To do
Out of all the lines below, count those with the word "avec". Give the number only.

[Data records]
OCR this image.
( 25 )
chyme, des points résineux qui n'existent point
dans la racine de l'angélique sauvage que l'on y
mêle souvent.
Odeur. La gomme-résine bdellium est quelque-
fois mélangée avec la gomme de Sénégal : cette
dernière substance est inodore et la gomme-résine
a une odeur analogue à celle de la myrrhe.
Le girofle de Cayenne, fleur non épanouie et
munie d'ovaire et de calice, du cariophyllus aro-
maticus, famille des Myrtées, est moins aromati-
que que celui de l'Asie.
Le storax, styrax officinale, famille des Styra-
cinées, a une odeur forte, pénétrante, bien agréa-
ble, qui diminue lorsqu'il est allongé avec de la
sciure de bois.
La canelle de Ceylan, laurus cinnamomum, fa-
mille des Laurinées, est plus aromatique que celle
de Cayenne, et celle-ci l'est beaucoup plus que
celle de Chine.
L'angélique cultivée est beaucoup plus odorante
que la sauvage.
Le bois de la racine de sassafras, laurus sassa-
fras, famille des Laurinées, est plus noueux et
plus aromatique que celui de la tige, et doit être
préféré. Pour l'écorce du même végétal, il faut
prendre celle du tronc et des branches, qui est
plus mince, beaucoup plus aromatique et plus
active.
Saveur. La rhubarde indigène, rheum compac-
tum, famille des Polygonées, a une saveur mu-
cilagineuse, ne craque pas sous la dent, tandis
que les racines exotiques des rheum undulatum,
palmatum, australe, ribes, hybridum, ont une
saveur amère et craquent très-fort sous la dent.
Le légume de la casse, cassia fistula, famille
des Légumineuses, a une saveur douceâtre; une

Answer below
2